Identify each line in the records below that contains the word "Dresden", and copy it.

--- START OF AVAILABLE DATA ---

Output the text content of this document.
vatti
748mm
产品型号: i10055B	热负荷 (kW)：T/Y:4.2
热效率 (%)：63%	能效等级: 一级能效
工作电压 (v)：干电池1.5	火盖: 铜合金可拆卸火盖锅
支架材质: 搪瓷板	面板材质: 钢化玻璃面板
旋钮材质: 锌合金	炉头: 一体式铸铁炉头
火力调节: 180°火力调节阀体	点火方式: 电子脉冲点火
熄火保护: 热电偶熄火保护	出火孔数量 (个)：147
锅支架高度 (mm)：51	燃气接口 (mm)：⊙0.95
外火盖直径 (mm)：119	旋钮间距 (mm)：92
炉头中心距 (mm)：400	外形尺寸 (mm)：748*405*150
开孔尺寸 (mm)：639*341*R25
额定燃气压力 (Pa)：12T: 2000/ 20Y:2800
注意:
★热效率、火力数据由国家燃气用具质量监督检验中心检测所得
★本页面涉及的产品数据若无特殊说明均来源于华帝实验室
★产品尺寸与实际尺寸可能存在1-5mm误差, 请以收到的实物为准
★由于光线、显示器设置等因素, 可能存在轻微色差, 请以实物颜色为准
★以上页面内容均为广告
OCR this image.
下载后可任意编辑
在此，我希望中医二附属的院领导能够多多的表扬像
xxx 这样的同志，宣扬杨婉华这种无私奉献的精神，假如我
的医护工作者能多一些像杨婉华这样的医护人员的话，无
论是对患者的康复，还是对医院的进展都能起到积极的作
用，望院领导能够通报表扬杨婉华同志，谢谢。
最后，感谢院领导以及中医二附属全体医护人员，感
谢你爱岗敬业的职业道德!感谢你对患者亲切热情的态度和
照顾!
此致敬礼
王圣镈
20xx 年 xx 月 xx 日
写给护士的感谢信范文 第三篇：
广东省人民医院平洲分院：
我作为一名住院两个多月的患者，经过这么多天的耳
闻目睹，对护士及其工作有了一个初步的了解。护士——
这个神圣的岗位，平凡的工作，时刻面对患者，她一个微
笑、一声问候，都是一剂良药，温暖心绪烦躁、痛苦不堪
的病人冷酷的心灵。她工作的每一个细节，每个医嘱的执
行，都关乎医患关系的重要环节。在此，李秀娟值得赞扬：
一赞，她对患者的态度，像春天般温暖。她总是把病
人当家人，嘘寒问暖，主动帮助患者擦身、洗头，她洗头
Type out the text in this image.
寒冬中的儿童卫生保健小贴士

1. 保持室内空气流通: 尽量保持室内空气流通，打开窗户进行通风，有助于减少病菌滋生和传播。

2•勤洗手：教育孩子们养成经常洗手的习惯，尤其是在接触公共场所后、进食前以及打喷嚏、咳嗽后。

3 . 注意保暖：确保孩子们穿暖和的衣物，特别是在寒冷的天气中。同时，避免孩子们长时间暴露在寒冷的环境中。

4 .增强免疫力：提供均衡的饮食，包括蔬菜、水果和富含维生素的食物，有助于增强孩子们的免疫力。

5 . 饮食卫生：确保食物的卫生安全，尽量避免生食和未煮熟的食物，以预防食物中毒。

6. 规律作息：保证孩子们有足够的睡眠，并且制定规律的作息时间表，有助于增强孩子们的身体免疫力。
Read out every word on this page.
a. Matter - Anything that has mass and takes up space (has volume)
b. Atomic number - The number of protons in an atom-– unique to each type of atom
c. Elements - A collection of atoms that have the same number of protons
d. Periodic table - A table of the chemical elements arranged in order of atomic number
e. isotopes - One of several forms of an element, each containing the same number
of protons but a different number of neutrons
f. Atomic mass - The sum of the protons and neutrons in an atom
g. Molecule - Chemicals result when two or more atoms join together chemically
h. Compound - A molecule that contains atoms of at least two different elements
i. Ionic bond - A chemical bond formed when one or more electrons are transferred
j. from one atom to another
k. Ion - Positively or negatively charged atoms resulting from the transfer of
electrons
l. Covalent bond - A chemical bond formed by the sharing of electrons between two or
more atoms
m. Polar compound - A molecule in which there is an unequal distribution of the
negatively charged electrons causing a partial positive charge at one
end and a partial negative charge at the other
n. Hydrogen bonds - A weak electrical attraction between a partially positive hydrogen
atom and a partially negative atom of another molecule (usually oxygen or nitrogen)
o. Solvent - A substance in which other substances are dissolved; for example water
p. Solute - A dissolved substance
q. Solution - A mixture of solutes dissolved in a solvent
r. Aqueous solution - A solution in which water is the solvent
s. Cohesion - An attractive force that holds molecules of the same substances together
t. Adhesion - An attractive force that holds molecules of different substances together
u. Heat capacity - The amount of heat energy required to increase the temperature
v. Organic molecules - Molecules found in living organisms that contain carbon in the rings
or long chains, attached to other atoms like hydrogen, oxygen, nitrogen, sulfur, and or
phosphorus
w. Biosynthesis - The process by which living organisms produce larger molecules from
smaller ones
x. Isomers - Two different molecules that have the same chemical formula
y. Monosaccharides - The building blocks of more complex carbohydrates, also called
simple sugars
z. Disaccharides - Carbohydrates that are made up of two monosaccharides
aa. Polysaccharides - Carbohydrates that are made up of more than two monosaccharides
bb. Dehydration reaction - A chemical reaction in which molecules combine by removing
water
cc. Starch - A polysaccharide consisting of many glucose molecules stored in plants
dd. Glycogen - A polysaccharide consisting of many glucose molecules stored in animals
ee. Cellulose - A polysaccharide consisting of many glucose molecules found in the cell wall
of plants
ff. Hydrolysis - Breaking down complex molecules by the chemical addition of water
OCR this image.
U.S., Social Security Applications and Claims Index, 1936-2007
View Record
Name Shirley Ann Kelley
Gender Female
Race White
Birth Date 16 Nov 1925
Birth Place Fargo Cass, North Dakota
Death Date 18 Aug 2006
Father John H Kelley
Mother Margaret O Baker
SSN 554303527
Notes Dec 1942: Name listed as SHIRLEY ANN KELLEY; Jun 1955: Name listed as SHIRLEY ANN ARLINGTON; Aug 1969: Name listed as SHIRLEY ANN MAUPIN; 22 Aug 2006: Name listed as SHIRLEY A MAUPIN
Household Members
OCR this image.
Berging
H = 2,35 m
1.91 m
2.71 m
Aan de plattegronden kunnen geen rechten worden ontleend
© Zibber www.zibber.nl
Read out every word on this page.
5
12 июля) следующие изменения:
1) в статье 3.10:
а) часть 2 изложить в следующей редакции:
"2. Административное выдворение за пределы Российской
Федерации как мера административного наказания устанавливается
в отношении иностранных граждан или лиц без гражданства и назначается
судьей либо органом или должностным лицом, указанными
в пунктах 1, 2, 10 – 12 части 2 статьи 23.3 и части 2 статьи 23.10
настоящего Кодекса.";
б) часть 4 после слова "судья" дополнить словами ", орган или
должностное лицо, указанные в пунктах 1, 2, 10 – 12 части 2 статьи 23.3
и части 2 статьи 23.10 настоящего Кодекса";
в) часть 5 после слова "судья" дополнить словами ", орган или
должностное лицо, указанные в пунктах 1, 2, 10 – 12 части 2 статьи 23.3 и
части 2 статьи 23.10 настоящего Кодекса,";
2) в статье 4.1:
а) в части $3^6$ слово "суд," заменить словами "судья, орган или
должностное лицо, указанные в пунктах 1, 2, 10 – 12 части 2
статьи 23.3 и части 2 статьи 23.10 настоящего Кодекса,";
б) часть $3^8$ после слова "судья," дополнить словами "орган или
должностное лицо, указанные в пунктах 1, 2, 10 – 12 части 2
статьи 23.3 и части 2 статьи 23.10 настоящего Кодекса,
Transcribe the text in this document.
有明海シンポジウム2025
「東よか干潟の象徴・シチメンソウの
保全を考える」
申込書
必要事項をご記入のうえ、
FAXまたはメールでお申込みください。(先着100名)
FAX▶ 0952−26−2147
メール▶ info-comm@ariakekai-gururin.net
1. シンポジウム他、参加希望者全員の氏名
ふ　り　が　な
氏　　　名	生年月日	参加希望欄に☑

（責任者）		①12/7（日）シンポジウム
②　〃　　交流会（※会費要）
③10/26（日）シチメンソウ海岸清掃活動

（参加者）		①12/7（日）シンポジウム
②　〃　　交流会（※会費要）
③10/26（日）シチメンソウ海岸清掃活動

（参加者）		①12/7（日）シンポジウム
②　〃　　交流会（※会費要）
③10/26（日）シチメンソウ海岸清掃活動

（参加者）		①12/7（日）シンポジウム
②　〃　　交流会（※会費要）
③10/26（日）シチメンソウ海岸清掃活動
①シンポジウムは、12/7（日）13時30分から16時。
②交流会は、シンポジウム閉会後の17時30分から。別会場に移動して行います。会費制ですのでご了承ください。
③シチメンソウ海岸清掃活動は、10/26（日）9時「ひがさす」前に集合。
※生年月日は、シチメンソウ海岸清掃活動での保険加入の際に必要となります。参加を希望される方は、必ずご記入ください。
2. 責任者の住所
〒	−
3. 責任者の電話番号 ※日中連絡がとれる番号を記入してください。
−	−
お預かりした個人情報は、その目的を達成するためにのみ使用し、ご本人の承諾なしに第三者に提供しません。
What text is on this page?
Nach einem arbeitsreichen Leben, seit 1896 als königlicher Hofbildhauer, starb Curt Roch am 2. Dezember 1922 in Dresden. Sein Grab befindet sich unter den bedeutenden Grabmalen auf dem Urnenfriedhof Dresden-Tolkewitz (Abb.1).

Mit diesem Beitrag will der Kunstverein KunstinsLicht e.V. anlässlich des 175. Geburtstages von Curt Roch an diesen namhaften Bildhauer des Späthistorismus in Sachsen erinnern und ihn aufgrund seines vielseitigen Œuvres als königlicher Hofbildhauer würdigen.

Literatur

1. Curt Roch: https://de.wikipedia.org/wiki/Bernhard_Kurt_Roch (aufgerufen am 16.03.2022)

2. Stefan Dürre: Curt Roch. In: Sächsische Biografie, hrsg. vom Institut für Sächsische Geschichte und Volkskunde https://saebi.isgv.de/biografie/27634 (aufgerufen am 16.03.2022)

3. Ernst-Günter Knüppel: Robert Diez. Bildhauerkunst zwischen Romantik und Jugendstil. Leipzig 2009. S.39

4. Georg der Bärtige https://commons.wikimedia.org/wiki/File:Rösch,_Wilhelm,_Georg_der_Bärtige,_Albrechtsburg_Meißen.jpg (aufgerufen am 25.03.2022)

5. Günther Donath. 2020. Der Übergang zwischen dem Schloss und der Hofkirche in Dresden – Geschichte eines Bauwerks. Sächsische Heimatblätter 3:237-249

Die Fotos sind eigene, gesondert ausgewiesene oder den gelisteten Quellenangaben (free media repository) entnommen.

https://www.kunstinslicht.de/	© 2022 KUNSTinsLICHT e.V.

--- END OF AVAILABLE DATA ---

● **ANSWER TO THIS TASK**:
Nach einem arbeitsreichen Leben, seit 1896 als königlicher Hofbildhauer, starb Curt Roch am 2. Dezember 1922 in Dresden. Sein Grab befindet sich unter den bedeutenden Grabmalen auf dem Urnenfriedhof Dresden-Tolkewitz (Abb.1).
5. Günther Donath. 2020. Der Übergang zwischen dem Schloss und der Hofkirche in Dresden – Geschichte eines Bauwerks. Sächsische Heimatblätter 3:237-249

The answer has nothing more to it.